======== Rows ========

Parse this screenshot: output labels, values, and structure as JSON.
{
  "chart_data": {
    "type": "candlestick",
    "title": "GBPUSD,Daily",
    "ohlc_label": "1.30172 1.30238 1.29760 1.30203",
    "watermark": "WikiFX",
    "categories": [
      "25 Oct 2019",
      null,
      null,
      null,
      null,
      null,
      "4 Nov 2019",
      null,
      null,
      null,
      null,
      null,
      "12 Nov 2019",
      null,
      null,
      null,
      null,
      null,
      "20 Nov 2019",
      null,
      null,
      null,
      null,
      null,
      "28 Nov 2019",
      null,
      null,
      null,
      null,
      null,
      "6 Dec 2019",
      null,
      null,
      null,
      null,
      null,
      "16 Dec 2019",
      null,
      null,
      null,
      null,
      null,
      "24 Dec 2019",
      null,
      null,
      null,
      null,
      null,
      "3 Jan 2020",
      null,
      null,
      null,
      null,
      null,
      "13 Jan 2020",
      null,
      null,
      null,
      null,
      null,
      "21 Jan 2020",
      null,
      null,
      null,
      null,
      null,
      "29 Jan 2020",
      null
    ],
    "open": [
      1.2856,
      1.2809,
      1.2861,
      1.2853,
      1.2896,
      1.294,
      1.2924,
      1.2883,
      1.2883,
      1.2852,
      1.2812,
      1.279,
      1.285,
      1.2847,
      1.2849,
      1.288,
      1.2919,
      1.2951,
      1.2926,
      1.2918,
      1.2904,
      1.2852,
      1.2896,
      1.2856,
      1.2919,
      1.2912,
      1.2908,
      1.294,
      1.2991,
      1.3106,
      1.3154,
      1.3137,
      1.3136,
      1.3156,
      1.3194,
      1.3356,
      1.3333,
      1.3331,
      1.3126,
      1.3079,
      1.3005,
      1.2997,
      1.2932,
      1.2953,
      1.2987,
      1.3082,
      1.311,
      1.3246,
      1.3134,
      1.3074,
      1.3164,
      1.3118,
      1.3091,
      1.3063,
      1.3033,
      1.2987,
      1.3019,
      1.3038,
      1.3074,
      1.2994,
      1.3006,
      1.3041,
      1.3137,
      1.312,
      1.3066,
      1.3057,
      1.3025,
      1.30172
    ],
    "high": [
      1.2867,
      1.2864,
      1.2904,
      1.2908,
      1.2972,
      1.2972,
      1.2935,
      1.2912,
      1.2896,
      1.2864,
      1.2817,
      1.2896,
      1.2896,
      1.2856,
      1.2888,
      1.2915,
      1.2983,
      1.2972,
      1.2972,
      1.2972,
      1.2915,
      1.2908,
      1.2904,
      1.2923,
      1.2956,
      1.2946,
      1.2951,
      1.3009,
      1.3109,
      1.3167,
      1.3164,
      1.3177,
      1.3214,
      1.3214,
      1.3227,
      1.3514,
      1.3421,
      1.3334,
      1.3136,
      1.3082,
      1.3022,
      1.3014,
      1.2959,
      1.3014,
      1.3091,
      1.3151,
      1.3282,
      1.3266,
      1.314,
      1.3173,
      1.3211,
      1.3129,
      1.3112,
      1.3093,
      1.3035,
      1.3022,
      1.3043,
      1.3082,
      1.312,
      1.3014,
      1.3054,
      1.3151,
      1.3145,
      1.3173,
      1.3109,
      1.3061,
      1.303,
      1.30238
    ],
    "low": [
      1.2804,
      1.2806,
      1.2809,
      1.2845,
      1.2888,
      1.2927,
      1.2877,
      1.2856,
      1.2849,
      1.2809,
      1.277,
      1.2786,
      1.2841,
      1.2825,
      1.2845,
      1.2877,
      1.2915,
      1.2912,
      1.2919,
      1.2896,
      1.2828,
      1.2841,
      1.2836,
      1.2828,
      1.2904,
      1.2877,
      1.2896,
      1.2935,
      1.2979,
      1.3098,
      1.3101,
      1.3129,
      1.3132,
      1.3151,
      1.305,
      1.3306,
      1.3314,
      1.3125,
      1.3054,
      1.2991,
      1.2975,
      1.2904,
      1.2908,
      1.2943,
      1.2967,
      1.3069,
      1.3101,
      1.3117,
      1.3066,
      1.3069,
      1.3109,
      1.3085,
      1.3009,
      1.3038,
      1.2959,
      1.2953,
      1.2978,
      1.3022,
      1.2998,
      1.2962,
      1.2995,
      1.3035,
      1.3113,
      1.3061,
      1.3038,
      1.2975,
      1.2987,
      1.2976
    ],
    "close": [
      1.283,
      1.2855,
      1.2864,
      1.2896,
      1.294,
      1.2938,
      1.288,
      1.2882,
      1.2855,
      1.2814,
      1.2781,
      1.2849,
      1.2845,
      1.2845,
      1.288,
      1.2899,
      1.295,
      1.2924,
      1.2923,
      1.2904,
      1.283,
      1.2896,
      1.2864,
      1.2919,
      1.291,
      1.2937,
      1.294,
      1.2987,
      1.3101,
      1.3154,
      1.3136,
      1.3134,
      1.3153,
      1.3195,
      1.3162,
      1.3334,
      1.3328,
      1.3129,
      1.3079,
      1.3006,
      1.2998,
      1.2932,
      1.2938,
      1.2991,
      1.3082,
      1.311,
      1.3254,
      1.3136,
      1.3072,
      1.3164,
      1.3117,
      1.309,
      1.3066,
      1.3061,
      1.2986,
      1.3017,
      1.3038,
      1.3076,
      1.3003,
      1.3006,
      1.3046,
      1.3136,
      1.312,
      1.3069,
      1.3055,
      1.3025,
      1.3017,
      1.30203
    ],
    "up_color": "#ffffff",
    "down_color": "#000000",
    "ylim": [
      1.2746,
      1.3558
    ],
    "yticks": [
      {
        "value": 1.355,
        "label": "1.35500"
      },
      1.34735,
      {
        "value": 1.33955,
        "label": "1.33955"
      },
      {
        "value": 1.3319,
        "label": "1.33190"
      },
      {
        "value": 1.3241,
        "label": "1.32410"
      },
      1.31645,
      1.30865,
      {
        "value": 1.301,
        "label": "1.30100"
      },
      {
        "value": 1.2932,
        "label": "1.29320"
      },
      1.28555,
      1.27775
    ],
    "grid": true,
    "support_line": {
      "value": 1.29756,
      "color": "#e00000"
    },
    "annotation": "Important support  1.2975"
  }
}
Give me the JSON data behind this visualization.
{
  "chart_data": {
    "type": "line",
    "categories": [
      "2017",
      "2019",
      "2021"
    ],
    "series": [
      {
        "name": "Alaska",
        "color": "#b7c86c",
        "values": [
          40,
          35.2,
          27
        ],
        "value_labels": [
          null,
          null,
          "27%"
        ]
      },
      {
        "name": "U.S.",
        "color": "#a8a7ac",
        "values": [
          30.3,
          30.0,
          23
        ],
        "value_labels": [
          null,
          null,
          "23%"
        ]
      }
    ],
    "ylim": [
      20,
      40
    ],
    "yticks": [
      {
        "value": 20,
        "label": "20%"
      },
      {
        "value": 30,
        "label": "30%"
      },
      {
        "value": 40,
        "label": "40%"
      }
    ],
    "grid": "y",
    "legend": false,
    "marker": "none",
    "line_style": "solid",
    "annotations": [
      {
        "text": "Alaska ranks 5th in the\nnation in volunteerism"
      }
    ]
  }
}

========

_Problem description:_ Produce an exact copy of every entry above.

_Response to the exercise:_
Parse this screenshot: output labels, values, and structure as JSON.
{
  "chart_data": {
    "type": "candlestick",
    "title": "GBPUSD,Daily",
    "ohlc_label": "1.30172 1.30238 1.29760 1.30203",
    "watermark": "WikiFX",
    "categories": [
      "25 Oct 2019",
      null,
      null,
      null,
      null,
      null,
      "4 Nov 2019",
      null,
      null,
      null,
      null,
      null,
      "12 Nov 2019",
      null,
      null,
      null,
      null,
      null,
      "20 Nov 2019",
      null,
      null,
      null,
      null,
      null,
      "28 Nov 2019",
      null,
      null,
      null,
      null,
      null,
      "6 Dec 2019",
      null,
      null,
      null,
      null,
      null,
      "16 Dec 2019",
      null,
      null,
      null,
      null,
      null,
      "24 Dec 2019",
      null,
      null,
      null,
      null,
      null,
      "3 Jan 2020",
      null,
      null,
      null,
      null,
      null,
      "13 Jan 2020",
      null,
      null,
      null,
      null,
      null,
      "21 Jan 2020",
      null,
      null,
      null,
      null,
      null,
      "29 Jan 2020",
      null
    ],
    "open": [
      1.2856,
      1.2809,
      1.2861,
      1.2853,
      1.2896,
      1.294,
      1.2924,
      1.2883,
      1.2883,
      1.2852,
      1.2812,
      1.279,
      1.285,
      1.2847,
      1.2849,
      1.288,
      1.2919,
      1.2951,
      1.2926,
      1.2918,
      1.2904,
      1.2852,
      1.2896,
      1.2856,
      1.2919,
      1.2912,
      1.2908,
      1.294,
      1.2991,
      1.3106,
      1.3154,
      1.3137,
      1.3136,
      1.3156,
      1.3194,
      1.3356,
      1.3333,
      1.3331,
      1.3126,
      1.3079,
      1.3005,
      1.2997,
      1.2932,
      1.2953,
      1.2987,
      1.3082,
      1.311,
      1.3246,
      1.3134,
      1.3074,
      1.3164,
      1.3118,
      1.3091,
      1.3063,
      1.3033,
      1.2987,
      1.3019,
      1.3038,
      1.3074,
      1.2994,
      1.3006,
      1.3041,
      1.3137,
      1.312,
      1.3066,
      1.3057,
      1.3025,
      1.30172
    ],
    "high": [
      1.2867,
      1.2864,
      1.2904,
      1.2908,
      1.2972,
      1.2972,
      1.2935,
      1.2912,
      1.2896,
      1.2864,
      1.2817,
      1.2896,
      1.2896,
      1.2856,
      1.2888,
      1.2915,
      1.2983,
      1.2972,
      1.2972,
      1.2972,
      1.2915,
      1.2908,
      1.2904,
      1.2923,
      1.2956,
      1.2946,
      1.2951,
      1.3009,
      1.3109,
      1.3167,
      1.3164,
      1.3177,
      1.3214,
      1.3214,
      1.3227,
      1.3514,
      1.3421,
      1.3334,
      1.3136,
      1.3082,
      1.3022,
      1.3014,
      1.2959,
      1.3014,
      1.3091,
      1.3151,
      1.3282,
      1.3266,
      1.314,
      1.3173,
      1.3211,
      1.3129,
      1.3112,
      1.3093,
      1.3035,
      1.3022,
      1.3043,
      1.3082,
      1.312,
      1.3014,
      1.3054,
      1.3151,
      1.3145,
      1.3173,
      1.3109,
      1.3061,
      1.303,
      1.30238
    ],
    "low": [
      1.2804,
      1.2806,
      1.2809,
      1.2845,
      1.2888,
      1.2927,
      1.2877,
      1.2856,
      1.2849,
      1.2809,
      1.277,
      1.2786,
      1.2841,
      1.2825,
      1.2845,
      1.2877,
      1.2915,
      1.2912,
      1.2919,
      1.2896,
      1.2828,
      1.2841,
      1.2836,
      1.2828,
      1.2904,
      1.2877,
      1.2896,
      1.2935,
      1.2979,
      1.3098,
      1.3101,
      1.3129,
      1.3132,
      1.3151,
      1.305,
      1.3306,
      1.3314,
      1.3125,
      1.3054,
      1.2991,
      1.2975,
      1.2904,
      1.2908,
      1.2943,
      1.2967,
      1.3069,
      1.3101,
      1.3117,
      1.3066,
      1.3069,
      1.3109,
      1.3085,
      1.3009,
      1.3038,
      1.2959,
      1.2953,
      1.2978,
      1.3022,
      1.2998,
      1.2962,
      1.2995,
      1.3035,
      1.3113,
      1.3061,
      1.3038,
      1.2975,
      1.2987,
      1.2976
    ],
    "close": [
      1.283,
      1.2855,
      1.2864,
      1.2896,
      1.294,
      1.2938,
      1.288,
      1.2882,
      1.2855,
      1.2814,
      1.2781,
      1.2849,
      1.2845,
      1.2845,
      1.288,
      1.2899,
      1.295,
      1.2924,
      1.2923,
      1.2904,
      1.283,
      1.2896,
      1.2864,
      1.2919,
      1.291,
      1.2937,
      1.294,
      1.2987,
      1.3101,
      1.3154,
      1.3136,
      1.3134,
      1.3153,
      1.3195,
      1.3162,
      1.3334,
      1.3328,
      1.3129,
      1.3079,
      1.3006,
      1.2998,
      1.2932,
      1.2938,
      1.2991,
      1.3082,
      1.311,
      1.3254,
      1.3136,
      1.3072,
      1.3164,
      1.3117,
      1.309,
      1.3066,
      1.3061,
      1.2986,
      1.3017,
      1.3038,
      1.3076,
      1.3003,
      1.3006,
      1.3046,
      1.3136,
      1.312,
      1.3069,
      1.3055,
      1.3025,
      1.3017,
      1.30203
    ],
    "up_color": "#ffffff",
    "down_color": "#000000",
    "ylim": [
      1.2746,
      1.3558
    ],
    "yticks": [
      {
        "value": 1.355,
        "label": "1.35500"
      },
      1.34735,
      {
        "value": 1.33955,
        "label": "1.33955"
      },
      {
        "value": 1.3319,
        "label": "1.33190"
      },
      {
        "value": 1.3241,
        "label": "1.32410"
      },
      1.31645,
      1.30865,
      {
        "value": 1.301,
        "label": "1.30100"
      },
      {
        "value": 1.2932,
        "label": "1.29320"
      },
      1.28555,
      1.27775
    ],
    "grid": true,
    "support_line": {
      "value": 1.29756,
      "color": "#e00000"
    },
    "annotation": "Important support  1.2975"
  }
}
Give me the JSON data behind this visualization.
{
  "chart_data": {
    "type": "line",
    "categories": [
      "2017",
      "2019",
      "2021"
    ],
    "series": [
      {
        "name": "Alaska",
        "color": "#b7c86c",
        "values": [
          40,
          35.2,
          27
        ],
        "value_labels": [
          null,
          null,
          "27%"
        ]
      },
      {
        "name": "U.S.",
        "color": "#a8a7ac",
        "values": [
          30.3,
          30.0,
          23
        ],
        "value_labels": [
          null,
          null,
          "23%"
        ]
      }
    ],
    "ylim": [
      20,
      40
    ],
    "yticks": [
      {
        "value": 20,
        "label": "20%"
      },
      {
        "value": 30,
        "label": "30%"
      },
      {
        "value": 40,
        "label": "40%"
      }
    ],
    "grid": "y",
    "legend": false,
    "marker": "none",
    "line_style": "solid",
    "annotations": [
      {
        "text": "Alaska ranks 5th in the\nnation in volunteerism"
      }
    ]
  }
}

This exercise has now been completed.